═════ Text ═════

Despite having the upper hand in terms of capital flows, foreign investors cannot easily "take over" the real estate market as some concerns have previously suggested.
According to experts, the era where "big players" used financial muscle to dominate the market is over. Real estate M&A is entering a new cycle where collaborative capabilities, legal expertise, risk control, and long-term strategies become key factors.
In fact, a series of M&A deals led by domestic businesses have been recorded in the first six months of this year. A prime example is Bcons Group's acquisition of a nearly 19,000 m² project in Ho Chi Minh City from Thuduc House.
Sun Group invested in a prime plot of land in the Cau Giay New Urban Area (Hanoi) to develop the Sun Felia complex. Sunshine Group also acquired 55 hectares of land from Xuan Cau Holdings in Van Giang to develop the large-scale Alluvia City project.
Notably, the transaction in which Phat Dat transferred 80% of its shares in the Thuan An 1-2 project to a foreign investor with long-standing experience in Vietnam exemplifies a mutually beneficial cooperation model. The domestic enterprise retains the land and legal rights, while the foreign partner brings capital, technology, and international development standards.
Ms. Trang Bui, General Director of Cushman & Wakefield Vietnam, commented that it is not easy for foreign businesses to "take over" the Vietnamese market. The biggest obstacle for them is not money, but clean land and legal procedures.
It is currently very difficult to find several thousand square meters of cleared land in the heart of Ho Chi Minh City – where the supply has been almost frozen for three consecutive years. However, this is a significant advantage for domestic businesses, as they not only possess many cleared land plots and understand local regulations, but can also process procedures more quickly. From this position, domestic businesses can proactively raise capital instead of passively selling themselves.
Sharing the same view, expert Tran Thi Khanh Van believes that the current trend is no longer "big fish swallowing small fish" but rather "smart fish joining forces with strong fish." If domestic businesses know how to utilize M&A as a strategy to upgrade their internal strength, they can completely turn the tide and develop more sustainably.

═════

— What the exercise asks —
Condense the paragraph of the real estate M&A text above that begins "It is currently very difficult" into a short bulleted list, keeping its main facts.

═════ Record set ═════

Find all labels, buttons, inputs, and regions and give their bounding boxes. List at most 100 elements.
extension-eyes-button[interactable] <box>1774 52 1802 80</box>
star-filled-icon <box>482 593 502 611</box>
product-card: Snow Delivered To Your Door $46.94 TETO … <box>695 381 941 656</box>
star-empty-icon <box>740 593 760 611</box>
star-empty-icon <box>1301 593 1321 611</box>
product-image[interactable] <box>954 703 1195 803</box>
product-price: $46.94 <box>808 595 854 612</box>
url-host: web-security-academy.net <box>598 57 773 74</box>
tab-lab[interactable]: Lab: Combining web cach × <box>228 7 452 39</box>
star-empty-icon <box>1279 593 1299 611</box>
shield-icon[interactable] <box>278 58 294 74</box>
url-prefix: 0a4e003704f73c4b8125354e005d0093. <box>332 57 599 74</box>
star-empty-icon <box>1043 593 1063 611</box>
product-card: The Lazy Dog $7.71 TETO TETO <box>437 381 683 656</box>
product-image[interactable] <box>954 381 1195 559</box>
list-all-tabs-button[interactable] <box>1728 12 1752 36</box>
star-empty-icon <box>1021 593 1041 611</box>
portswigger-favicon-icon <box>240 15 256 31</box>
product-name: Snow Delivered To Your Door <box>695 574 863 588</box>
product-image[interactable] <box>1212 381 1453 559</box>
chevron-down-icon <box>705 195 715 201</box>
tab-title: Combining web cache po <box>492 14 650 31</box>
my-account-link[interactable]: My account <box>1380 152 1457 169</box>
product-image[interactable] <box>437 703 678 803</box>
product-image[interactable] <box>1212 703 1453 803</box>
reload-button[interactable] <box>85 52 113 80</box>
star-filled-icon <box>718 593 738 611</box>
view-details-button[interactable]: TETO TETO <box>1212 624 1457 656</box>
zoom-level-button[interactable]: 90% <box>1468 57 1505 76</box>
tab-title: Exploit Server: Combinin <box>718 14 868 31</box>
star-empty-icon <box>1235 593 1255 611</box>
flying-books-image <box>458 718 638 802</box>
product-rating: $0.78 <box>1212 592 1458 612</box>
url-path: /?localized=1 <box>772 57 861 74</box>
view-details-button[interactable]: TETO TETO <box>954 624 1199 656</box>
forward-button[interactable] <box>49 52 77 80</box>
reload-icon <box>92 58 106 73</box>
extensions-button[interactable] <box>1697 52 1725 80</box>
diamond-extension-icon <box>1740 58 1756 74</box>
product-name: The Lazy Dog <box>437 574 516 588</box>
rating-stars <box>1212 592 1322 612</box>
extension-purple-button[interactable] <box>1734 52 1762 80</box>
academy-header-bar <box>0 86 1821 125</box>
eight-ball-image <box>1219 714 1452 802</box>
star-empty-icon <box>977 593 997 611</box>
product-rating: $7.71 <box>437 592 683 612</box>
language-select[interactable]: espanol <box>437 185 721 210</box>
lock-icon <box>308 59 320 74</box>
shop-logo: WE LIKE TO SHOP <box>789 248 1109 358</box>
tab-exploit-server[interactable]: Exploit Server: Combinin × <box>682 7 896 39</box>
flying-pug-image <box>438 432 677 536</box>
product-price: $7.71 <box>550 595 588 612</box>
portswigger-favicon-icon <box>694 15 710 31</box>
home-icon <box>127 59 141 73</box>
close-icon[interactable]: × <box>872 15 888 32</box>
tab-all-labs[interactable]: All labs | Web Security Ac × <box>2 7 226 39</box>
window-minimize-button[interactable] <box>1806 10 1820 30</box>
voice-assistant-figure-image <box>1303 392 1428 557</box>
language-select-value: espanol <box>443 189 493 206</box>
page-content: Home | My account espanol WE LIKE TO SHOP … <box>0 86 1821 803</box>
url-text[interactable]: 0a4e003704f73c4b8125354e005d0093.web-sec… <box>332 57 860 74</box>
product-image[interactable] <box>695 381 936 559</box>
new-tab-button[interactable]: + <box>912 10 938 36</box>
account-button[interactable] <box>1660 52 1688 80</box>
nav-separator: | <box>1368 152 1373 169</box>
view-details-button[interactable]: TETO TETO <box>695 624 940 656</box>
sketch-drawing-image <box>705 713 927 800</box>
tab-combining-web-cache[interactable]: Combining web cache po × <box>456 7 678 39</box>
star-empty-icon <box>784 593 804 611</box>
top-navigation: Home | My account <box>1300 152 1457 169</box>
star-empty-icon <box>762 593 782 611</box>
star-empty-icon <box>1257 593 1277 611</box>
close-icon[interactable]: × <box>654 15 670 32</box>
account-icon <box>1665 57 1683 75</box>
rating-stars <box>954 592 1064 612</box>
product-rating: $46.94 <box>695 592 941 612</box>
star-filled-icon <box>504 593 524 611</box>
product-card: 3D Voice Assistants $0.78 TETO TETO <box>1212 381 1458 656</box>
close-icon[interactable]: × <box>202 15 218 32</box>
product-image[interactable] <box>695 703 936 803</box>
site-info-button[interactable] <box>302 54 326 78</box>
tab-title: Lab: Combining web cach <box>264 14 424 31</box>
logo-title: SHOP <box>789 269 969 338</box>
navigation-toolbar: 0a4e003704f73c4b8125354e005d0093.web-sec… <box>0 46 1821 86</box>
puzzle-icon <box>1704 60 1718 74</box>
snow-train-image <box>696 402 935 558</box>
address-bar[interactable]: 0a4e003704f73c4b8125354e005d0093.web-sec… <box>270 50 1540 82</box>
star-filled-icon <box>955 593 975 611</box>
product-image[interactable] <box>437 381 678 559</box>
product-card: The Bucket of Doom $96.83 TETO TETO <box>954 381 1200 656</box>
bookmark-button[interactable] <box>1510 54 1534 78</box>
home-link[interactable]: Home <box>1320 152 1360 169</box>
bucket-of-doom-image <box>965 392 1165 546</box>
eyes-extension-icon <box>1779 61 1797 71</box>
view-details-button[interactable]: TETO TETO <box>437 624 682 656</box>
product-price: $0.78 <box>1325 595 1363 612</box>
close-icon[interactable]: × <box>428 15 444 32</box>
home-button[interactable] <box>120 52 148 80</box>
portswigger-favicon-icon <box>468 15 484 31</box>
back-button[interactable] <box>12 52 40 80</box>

═════

— Answer —
- Cleared plots of several thousand square meters are very hard to find in central Ho Chi Minh City, where supply has been almost frozen for three years in a row.
- This is a major advantage for domestic businesses: they hold many cleared plots, understand local regulations, and can process procedures faster.
- From this position, they can proactively raise capital instead of passively selling themselves.